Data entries
--- START ---

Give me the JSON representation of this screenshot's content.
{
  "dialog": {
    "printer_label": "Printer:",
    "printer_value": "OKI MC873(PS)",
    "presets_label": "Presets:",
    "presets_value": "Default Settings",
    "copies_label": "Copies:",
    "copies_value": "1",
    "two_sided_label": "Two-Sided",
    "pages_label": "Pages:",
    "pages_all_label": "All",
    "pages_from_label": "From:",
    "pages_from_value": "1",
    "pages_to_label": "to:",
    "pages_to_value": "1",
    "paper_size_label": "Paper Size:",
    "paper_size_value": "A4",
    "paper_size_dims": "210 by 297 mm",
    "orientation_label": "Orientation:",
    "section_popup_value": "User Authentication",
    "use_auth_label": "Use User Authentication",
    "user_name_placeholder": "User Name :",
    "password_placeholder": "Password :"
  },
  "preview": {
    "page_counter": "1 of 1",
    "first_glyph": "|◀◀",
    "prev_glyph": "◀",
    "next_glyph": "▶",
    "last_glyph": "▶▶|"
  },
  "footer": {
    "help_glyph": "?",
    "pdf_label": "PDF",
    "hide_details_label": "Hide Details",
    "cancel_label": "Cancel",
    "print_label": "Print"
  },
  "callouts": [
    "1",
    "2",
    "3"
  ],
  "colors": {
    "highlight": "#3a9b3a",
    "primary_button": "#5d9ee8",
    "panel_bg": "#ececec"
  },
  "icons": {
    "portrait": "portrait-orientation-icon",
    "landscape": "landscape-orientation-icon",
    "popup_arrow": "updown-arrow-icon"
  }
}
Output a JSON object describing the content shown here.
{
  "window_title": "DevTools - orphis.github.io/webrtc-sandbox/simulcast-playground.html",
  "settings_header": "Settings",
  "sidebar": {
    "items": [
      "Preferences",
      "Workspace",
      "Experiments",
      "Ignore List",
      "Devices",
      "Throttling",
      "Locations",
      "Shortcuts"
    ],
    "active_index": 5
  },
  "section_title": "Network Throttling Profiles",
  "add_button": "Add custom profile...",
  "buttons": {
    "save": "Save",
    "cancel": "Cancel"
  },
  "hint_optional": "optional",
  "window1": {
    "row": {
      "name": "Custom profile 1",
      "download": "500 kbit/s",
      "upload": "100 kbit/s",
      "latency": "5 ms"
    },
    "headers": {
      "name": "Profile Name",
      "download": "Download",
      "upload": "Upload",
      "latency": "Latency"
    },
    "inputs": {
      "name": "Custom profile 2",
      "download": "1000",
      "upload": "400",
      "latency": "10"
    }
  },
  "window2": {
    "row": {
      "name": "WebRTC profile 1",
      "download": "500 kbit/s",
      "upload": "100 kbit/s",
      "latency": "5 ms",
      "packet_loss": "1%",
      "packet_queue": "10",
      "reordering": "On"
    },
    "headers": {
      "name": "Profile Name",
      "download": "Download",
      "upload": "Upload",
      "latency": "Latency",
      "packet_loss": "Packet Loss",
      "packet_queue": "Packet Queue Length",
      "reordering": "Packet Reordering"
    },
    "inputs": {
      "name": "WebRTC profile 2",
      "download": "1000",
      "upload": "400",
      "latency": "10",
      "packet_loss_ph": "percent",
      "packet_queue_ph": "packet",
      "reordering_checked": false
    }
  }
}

--- END ---

## What to do:
From the listing above, collect every line that mentions the word "Authentication".

## Task solution:
    "section_popup_value": "User Authentication",
    "use_auth_label": "Use User Authentication",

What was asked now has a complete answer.